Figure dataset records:
=== Begin Enclosure ===
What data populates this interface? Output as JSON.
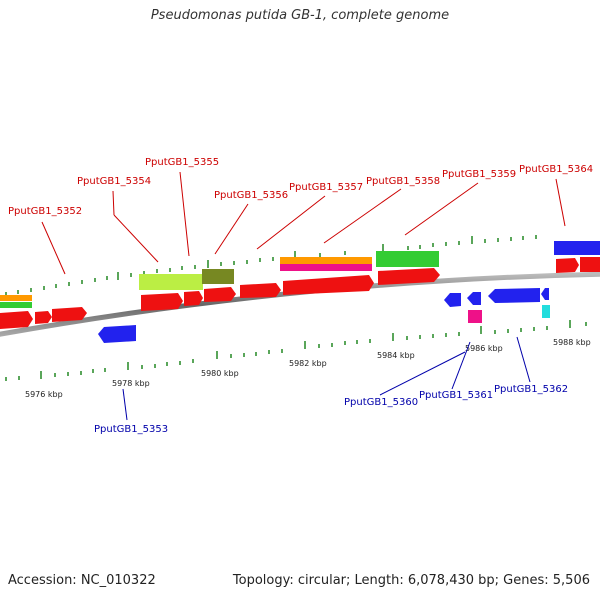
{
  "title": "Pseudomonas putida GB-1, complete genome",
  "footer": {
    "accession": "Accession: NC_010322",
    "summary": "Topology: circular; Length: 6,078,430 bp; Genes: 5,506"
  },
  "scale_labels": [
    "5976 kbp",
    "5978 kbp",
    "5980 kbp",
    "5982 kbp",
    "5984 kbp",
    "5986 kbp",
    "5988 kbp"
  ],
  "genes_top": [
    "PputGB1_5352",
    "PputGB1_5354",
    "PputGB1_5355",
    "PputGB1_5356",
    "PputGB1_5357",
    "PputGB1_5358",
    "PputGB1_5359",
    "PputGB1_5364"
  ],
  "genes_bottom": [
    "PputGB1_5353",
    "PputGB1_5360",
    "PputGB1_5361",
    "PputGB1_5362"
  ],
  "colors": {
    "top_label": "#cc0000",
    "bottom_label": "#0000aa",
    "tick": "#228822",
    "backbone": "#888888",
    "cds_red": "#ee1111",
    "cds_blue": "#2222ee",
    "lightgreen": "#bbee44",
    "olive": "#778822",
    "orange": "#ff9900",
    "magenta": "#ee1188",
    "green": "#33cc33",
    "cyan": "#22dddd"
  }
}
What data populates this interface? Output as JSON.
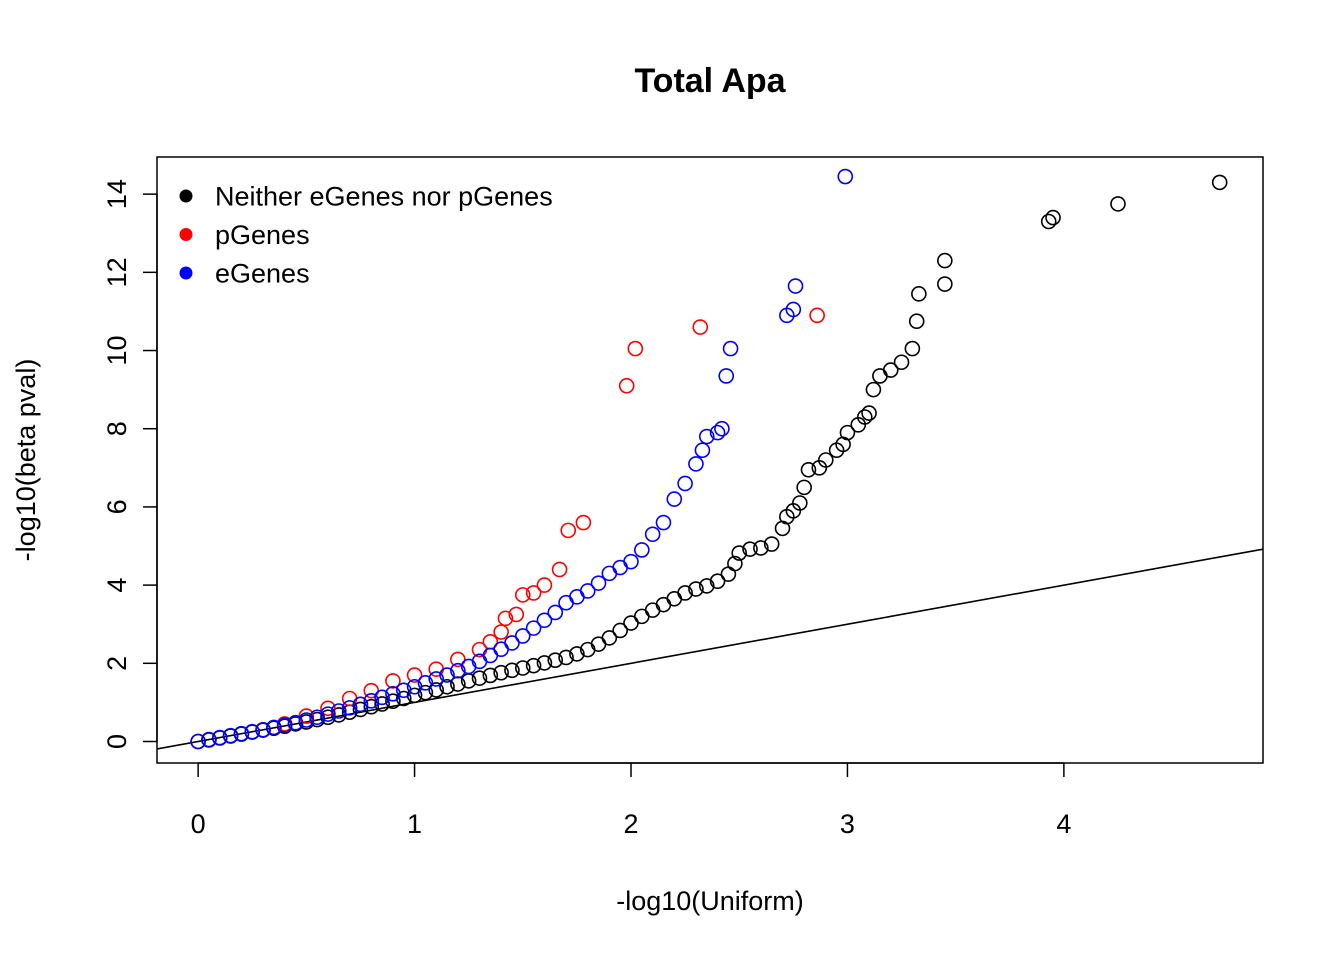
{
  "chart_data": {
    "type": "scatter",
    "title": "Total Apa",
    "xlabel": "-log10(Uniform)",
    "ylabel": "-log10(beta pval)",
    "xlim": [
      -0.19,
      4.92
    ],
    "ylim": [
      -0.55,
      14.95
    ],
    "x_ticks": [
      0,
      1,
      2,
      3,
      4
    ],
    "y_ticks": [
      0,
      2,
      4,
      6,
      8,
      10,
      12,
      14
    ],
    "grid": false,
    "legend_position": "top-left",
    "reference_line": {
      "slope": 1,
      "intercept": 0
    },
    "legend": [
      {
        "label": "Neither eGenes nor pGenes",
        "color": "#000000"
      },
      {
        "label": "pGenes",
        "color": "#ff0000"
      },
      {
        "label": "eGenes",
        "color": "#0000ff"
      }
    ],
    "series": [
      {
        "color": "#000000",
        "points": [
          [
            0.0,
            0.0
          ],
          [
            0.05,
            0.04
          ],
          [
            0.1,
            0.09
          ],
          [
            0.15,
            0.14
          ],
          [
            0.2,
            0.19
          ],
          [
            0.25,
            0.24
          ],
          [
            0.3,
            0.29
          ],
          [
            0.35,
            0.34
          ],
          [
            0.4,
            0.39
          ],
          [
            0.45,
            0.45
          ],
          [
            0.5,
            0.5
          ],
          [
            0.55,
            0.56
          ],
          [
            0.6,
            0.62
          ],
          [
            0.65,
            0.68
          ],
          [
            0.7,
            0.75
          ],
          [
            0.75,
            0.82
          ],
          [
            0.8,
            0.89
          ],
          [
            0.85,
            0.96
          ],
          [
            0.9,
            1.03
          ],
          [
            0.95,
            1.1
          ],
          [
            1.0,
            1.18
          ],
          [
            1.05,
            1.25
          ],
          [
            1.1,
            1.32
          ],
          [
            1.15,
            1.4
          ],
          [
            1.2,
            1.47
          ],
          [
            1.25,
            1.55
          ],
          [
            1.3,
            1.62
          ],
          [
            1.35,
            1.69
          ],
          [
            1.4,
            1.76
          ],
          [
            1.45,
            1.82
          ],
          [
            1.5,
            1.88
          ],
          [
            1.55,
            1.94
          ],
          [
            1.6,
            2.01
          ],
          [
            1.65,
            2.08
          ],
          [
            1.7,
            2.15
          ],
          [
            1.75,
            2.24
          ],
          [
            1.8,
            2.35
          ],
          [
            1.85,
            2.49
          ],
          [
            1.9,
            2.65
          ],
          [
            1.95,
            2.84
          ],
          [
            2.0,
            3.03
          ],
          [
            2.05,
            3.2
          ],
          [
            2.1,
            3.36
          ],
          [
            2.15,
            3.5
          ],
          [
            2.2,
            3.65
          ],
          [
            2.25,
            3.8
          ],
          [
            2.3,
            3.9
          ],
          [
            2.35,
            3.98
          ],
          [
            2.4,
            4.1
          ],
          [
            2.45,
            4.28
          ],
          [
            2.48,
            4.55
          ],
          [
            2.5,
            4.82
          ],
          [
            2.55,
            4.92
          ],
          [
            2.6,
            4.95
          ],
          [
            2.65,
            5.05
          ],
          [
            2.7,
            5.45
          ],
          [
            2.72,
            5.75
          ],
          [
            2.75,
            5.9
          ],
          [
            2.78,
            6.1
          ],
          [
            2.8,
            6.5
          ],
          [
            2.82,
            6.95
          ],
          [
            2.87,
            7.0
          ],
          [
            2.9,
            7.2
          ],
          [
            2.95,
            7.45
          ],
          [
            2.98,
            7.6
          ],
          [
            3.0,
            7.9
          ],
          [
            3.05,
            8.1
          ],
          [
            3.08,
            8.3
          ],
          [
            3.1,
            8.4
          ],
          [
            3.12,
            9.0
          ],
          [
            3.15,
            9.35
          ],
          [
            3.2,
            9.5
          ],
          [
            3.25,
            9.7
          ],
          [
            3.3,
            10.05
          ],
          [
            3.32,
            10.75
          ],
          [
            3.33,
            11.45
          ],
          [
            3.45,
            11.7
          ],
          [
            3.45,
            12.3
          ],
          [
            3.93,
            13.3
          ],
          [
            3.95,
            13.4
          ],
          [
            4.25,
            13.75
          ],
          [
            4.72,
            14.3
          ]
        ]
      },
      {
        "color": "#ff0000",
        "points": [
          [
            0.3,
            0.3
          ],
          [
            0.4,
            0.45
          ],
          [
            0.5,
            0.65
          ],
          [
            0.6,
            0.85
          ],
          [
            0.7,
            1.1
          ],
          [
            0.8,
            1.3
          ],
          [
            0.9,
            1.55
          ],
          [
            1.0,
            1.7
          ],
          [
            1.1,
            1.85
          ],
          [
            1.2,
            2.1
          ],
          [
            1.3,
            2.35
          ],
          [
            1.35,
            2.55
          ],
          [
            1.4,
            2.8
          ],
          [
            1.42,
            3.15
          ],
          [
            1.47,
            3.25
          ],
          [
            1.5,
            3.75
          ],
          [
            1.55,
            3.8
          ],
          [
            1.6,
            4.0
          ],
          [
            1.67,
            4.4
          ],
          [
            1.71,
            5.4
          ],
          [
            1.78,
            5.6
          ],
          [
            1.98,
            9.1
          ],
          [
            2.02,
            10.05
          ],
          [
            2.32,
            10.6
          ],
          [
            2.86,
            10.9
          ]
        ]
      },
      {
        "color": "#0000ff",
        "points": [
          [
            0.0,
            0.0
          ],
          [
            0.05,
            0.05
          ],
          [
            0.1,
            0.1
          ],
          [
            0.15,
            0.15
          ],
          [
            0.2,
            0.2
          ],
          [
            0.25,
            0.25
          ],
          [
            0.3,
            0.3
          ],
          [
            0.35,
            0.36
          ],
          [
            0.4,
            0.42
          ],
          [
            0.45,
            0.48
          ],
          [
            0.5,
            0.55
          ],
          [
            0.55,
            0.62
          ],
          [
            0.6,
            0.7
          ],
          [
            0.65,
            0.78
          ],
          [
            0.7,
            0.86
          ],
          [
            0.75,
            0.95
          ],
          [
            0.8,
            1.04
          ],
          [
            0.85,
            1.13
          ],
          [
            0.9,
            1.22
          ],
          [
            0.95,
            1.31
          ],
          [
            1.0,
            1.4
          ],
          [
            1.05,
            1.5
          ],
          [
            1.1,
            1.6
          ],
          [
            1.15,
            1.7
          ],
          [
            1.2,
            1.81
          ],
          [
            1.25,
            1.92
          ],
          [
            1.3,
            2.05
          ],
          [
            1.35,
            2.2
          ],
          [
            1.4,
            2.36
          ],
          [
            1.45,
            2.52
          ],
          [
            1.5,
            2.7
          ],
          [
            1.55,
            2.9
          ],
          [
            1.6,
            3.1
          ],
          [
            1.65,
            3.3
          ],
          [
            1.7,
            3.55
          ],
          [
            1.75,
            3.7
          ],
          [
            1.8,
            3.85
          ],
          [
            1.85,
            4.05
          ],
          [
            1.9,
            4.3
          ],
          [
            1.95,
            4.45
          ],
          [
            2.0,
            4.6
          ],
          [
            2.05,
            4.9
          ],
          [
            2.1,
            5.3
          ],
          [
            2.15,
            5.6
          ],
          [
            2.2,
            6.2
          ],
          [
            2.25,
            6.6
          ],
          [
            2.3,
            7.1
          ],
          [
            2.33,
            7.45
          ],
          [
            2.35,
            7.8
          ],
          [
            2.4,
            7.9
          ],
          [
            2.42,
            8.0
          ],
          [
            2.44,
            9.35
          ],
          [
            2.46,
            10.05
          ],
          [
            2.72,
            10.9
          ],
          [
            2.75,
            11.05
          ],
          [
            2.76,
            11.65
          ],
          [
            2.99,
            14.45
          ]
        ]
      }
    ]
  }
}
=== End Enclosure ===
#### About this task
Which of the lines above carry the string "eGenes"? Pick them out and copy them.

#### Output of the task
        "label": "Neither eGenes nor pGenes",
        "label": "eGenes",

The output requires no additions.